TASK STATEMENT:
In the listing below, locate the line containing "Transcribe this image's"; reproduce that line and all lines that follow it, unchanged.

RECORD EXTRACTS:
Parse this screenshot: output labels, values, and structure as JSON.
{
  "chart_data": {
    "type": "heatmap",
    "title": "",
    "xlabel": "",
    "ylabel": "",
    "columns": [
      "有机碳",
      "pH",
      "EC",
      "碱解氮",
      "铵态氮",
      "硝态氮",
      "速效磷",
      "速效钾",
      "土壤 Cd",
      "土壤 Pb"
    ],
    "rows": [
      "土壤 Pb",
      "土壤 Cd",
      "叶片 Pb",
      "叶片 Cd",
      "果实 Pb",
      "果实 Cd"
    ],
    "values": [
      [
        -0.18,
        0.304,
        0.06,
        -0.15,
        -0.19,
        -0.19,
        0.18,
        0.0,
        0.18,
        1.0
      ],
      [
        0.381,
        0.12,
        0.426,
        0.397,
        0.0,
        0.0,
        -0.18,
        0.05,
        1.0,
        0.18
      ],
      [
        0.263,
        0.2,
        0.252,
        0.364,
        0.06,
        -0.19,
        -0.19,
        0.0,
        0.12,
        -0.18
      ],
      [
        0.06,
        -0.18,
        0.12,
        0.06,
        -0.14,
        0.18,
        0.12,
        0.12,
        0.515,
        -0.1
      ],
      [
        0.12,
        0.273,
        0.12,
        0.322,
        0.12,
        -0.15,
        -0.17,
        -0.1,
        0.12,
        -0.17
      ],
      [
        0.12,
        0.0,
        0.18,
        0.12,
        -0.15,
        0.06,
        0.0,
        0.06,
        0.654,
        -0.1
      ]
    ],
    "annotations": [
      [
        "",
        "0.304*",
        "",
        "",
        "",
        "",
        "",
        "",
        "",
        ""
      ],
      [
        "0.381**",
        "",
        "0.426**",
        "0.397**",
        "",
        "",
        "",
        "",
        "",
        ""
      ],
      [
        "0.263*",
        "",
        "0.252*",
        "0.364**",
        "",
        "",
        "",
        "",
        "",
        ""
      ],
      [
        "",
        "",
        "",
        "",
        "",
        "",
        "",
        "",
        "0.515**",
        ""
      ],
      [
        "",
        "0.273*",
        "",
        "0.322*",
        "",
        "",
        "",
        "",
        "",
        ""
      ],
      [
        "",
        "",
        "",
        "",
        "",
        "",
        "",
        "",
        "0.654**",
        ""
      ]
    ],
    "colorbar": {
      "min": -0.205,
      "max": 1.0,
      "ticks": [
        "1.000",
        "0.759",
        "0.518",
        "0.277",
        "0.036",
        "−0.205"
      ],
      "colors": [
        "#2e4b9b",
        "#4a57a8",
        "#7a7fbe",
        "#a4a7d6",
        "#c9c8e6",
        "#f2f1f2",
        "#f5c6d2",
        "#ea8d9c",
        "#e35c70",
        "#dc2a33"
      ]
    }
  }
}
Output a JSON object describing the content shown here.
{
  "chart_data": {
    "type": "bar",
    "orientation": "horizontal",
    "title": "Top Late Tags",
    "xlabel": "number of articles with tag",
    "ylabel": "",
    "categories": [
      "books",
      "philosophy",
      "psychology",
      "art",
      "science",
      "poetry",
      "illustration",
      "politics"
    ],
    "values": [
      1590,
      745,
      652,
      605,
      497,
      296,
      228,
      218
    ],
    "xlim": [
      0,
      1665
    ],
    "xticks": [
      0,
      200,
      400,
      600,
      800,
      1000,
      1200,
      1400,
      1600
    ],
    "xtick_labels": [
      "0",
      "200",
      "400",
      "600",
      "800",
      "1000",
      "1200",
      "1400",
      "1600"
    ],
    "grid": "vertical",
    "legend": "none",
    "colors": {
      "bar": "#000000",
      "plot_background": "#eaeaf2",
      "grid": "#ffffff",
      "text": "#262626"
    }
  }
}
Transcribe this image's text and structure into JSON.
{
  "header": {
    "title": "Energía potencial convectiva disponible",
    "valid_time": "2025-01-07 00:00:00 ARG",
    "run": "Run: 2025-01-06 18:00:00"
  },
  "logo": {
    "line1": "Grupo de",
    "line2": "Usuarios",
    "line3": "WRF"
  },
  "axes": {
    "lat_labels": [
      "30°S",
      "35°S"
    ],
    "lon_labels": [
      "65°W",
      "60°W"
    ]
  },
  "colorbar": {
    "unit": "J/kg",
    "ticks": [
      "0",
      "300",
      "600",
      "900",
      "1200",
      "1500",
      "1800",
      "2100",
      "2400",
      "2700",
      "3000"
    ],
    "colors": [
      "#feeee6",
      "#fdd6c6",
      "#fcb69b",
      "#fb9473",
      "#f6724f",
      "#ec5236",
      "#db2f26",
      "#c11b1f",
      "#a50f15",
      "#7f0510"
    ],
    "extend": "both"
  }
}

TASK RESULT:
Transcribe this image's text and structure into JSON.
{
  "header": {
    "title": "Energía potencial convectiva disponible",
    "valid_time": "2025-01-07 00:00:00 ARG",
    "run": "Run: 2025-01-06 18:00:00"
  },
  "logo": {
    "line1": "Grupo de",
    "line2": "Usuarios",
    "line3": "WRF"
  },
  "axes": {
    "lat_labels": [
      "30°S",
      "35°S"
    ],
    "lon_labels": [
      "65°W",
      "60°W"
    ]
  },
  "colorbar": {
    "unit": "J/kg",
    "ticks": [
      "0",
      "300",
      "600",
      "900",
      "1200",
      "1500",
      "1800",
      "2100",
      "2400",
      "2700",
      "3000"
    ],
    "colors": [
      "#feeee6",
      "#fdd6c6",
      "#fcb69b",
      "#fb9473",
      "#f6724f",
      "#ec5236",
      "#db2f26",
      "#c11b1f",
      "#a50f15",
      "#7f0510"
    ],
    "extend": "both"
  }
}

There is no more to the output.